[Stored records]
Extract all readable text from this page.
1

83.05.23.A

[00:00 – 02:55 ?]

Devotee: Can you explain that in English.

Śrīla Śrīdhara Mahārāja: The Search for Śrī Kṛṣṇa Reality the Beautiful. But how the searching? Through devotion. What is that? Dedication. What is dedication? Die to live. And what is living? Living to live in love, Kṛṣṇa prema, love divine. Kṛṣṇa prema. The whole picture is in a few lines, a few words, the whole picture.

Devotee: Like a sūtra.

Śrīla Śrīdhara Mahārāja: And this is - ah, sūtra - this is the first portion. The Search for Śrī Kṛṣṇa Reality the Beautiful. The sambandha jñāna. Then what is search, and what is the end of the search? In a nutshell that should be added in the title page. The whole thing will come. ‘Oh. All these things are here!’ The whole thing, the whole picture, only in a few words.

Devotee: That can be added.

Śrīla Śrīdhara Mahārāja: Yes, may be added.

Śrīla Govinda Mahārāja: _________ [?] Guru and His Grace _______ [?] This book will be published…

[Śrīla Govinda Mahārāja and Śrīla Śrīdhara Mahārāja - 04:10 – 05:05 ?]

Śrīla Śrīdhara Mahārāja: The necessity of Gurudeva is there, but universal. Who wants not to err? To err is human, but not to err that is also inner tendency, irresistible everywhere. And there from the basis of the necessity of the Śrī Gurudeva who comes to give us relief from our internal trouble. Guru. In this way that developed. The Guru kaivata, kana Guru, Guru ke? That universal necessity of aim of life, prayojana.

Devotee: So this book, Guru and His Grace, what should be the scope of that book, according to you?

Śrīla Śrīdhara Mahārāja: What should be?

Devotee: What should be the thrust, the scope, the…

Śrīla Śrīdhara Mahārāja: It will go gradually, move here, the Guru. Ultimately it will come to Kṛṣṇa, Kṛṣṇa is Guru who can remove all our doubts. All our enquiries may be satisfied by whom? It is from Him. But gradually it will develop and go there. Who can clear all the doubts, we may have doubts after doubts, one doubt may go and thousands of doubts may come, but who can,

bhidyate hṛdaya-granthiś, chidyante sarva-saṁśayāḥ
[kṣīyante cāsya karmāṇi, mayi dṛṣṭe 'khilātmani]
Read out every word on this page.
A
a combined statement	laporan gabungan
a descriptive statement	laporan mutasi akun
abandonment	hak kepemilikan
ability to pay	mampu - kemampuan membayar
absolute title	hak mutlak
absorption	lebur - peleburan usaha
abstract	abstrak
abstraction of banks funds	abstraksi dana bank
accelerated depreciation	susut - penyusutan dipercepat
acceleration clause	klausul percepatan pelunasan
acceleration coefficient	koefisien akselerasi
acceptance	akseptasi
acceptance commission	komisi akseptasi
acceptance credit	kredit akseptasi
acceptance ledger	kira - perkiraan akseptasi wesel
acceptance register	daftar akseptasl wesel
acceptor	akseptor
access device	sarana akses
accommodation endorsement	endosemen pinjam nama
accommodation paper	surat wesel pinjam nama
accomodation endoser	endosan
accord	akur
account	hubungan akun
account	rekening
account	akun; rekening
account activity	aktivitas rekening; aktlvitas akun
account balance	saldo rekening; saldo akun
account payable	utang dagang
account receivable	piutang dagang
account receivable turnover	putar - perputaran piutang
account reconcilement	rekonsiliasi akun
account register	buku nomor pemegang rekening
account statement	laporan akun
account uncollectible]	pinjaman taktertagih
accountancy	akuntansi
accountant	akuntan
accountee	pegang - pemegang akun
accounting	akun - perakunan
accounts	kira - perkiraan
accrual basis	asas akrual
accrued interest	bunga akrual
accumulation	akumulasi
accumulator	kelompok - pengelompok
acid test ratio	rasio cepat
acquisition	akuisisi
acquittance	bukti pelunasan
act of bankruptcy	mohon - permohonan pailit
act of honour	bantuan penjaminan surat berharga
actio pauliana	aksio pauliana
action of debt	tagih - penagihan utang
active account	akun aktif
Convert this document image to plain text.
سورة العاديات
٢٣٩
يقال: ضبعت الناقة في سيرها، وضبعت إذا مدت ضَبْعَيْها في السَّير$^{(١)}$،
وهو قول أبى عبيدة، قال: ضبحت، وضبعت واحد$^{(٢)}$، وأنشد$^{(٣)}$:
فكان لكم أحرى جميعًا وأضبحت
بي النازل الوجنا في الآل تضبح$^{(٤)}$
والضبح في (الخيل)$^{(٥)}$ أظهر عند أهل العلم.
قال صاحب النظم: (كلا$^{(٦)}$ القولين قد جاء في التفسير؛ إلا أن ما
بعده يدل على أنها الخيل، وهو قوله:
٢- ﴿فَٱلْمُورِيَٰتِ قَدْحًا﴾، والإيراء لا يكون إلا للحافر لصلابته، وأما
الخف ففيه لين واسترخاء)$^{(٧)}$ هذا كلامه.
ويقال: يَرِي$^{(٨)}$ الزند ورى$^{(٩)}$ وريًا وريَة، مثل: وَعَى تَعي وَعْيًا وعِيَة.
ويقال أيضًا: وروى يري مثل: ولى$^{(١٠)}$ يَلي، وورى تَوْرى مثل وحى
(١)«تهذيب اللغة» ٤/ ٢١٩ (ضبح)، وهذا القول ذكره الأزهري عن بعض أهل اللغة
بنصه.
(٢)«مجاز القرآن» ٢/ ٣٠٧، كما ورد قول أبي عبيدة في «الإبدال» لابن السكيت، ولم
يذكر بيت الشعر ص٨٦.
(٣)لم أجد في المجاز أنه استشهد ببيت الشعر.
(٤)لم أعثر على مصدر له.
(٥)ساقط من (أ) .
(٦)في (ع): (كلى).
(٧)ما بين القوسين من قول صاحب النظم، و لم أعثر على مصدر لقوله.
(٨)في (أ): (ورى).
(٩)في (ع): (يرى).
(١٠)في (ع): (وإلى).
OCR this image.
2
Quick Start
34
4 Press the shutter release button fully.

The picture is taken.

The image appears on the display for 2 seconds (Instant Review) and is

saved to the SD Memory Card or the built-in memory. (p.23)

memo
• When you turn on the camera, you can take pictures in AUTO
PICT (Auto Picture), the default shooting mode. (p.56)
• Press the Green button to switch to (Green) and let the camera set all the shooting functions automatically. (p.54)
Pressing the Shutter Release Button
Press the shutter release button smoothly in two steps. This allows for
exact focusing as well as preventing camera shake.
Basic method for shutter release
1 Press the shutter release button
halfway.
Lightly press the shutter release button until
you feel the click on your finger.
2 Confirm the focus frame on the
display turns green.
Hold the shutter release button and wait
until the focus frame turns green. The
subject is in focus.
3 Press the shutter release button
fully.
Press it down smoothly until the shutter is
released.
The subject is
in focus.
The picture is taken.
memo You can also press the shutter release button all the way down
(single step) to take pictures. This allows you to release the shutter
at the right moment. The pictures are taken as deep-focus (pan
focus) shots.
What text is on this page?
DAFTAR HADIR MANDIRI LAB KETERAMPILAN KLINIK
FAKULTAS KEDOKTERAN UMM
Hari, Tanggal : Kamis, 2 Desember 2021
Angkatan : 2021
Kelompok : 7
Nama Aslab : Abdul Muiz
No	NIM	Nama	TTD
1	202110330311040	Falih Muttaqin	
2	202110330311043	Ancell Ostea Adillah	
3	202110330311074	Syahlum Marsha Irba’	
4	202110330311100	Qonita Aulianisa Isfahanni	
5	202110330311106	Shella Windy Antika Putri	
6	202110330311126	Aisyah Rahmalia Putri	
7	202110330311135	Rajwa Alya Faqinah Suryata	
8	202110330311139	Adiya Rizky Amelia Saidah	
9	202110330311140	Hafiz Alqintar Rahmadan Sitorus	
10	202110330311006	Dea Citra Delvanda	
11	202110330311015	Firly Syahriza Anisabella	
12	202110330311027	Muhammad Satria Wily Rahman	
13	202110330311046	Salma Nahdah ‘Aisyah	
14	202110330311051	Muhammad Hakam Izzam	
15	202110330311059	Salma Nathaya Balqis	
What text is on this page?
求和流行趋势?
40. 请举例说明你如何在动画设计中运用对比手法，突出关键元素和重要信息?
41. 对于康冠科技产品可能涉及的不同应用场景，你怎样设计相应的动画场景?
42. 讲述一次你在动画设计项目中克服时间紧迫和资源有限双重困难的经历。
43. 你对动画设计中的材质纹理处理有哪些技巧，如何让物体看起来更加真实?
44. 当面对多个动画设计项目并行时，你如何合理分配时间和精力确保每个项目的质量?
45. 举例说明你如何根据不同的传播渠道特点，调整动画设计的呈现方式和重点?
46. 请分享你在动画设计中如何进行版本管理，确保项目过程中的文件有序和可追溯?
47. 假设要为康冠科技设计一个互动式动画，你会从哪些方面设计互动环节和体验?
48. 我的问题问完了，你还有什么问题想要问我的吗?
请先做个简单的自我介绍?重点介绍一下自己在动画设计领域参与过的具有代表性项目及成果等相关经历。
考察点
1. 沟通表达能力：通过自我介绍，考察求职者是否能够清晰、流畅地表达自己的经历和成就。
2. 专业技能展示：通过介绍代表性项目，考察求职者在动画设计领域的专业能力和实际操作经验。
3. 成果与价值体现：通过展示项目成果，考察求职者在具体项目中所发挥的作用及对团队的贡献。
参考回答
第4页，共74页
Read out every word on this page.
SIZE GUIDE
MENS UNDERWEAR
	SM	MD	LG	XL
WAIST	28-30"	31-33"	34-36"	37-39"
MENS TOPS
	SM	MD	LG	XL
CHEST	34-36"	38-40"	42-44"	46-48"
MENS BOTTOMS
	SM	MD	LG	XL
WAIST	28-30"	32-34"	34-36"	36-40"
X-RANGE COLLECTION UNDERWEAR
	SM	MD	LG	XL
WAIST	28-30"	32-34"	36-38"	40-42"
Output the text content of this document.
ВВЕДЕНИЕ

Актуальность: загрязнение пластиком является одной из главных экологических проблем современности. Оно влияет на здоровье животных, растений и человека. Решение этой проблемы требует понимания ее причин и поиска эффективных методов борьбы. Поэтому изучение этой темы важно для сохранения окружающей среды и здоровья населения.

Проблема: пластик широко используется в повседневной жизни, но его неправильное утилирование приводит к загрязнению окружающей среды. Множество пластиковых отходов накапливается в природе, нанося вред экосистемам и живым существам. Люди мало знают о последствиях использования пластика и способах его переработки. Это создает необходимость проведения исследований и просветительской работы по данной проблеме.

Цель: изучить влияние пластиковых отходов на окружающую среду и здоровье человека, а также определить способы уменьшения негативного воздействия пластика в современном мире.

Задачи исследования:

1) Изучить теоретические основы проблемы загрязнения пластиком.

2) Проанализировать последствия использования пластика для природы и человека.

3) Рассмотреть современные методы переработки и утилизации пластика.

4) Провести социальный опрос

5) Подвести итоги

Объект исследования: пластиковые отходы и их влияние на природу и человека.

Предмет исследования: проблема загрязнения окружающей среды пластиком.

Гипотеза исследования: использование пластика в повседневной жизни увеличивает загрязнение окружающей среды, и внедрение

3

Do this
Select every line in the records above that contains the word "rekening".

Final answer
account	rekening
account	akun; rekening
account activity	aktivitas rekening; aktlvitas akun
account balance	saldo rekening; saldo akun
account register	buku nomor pemegang rekening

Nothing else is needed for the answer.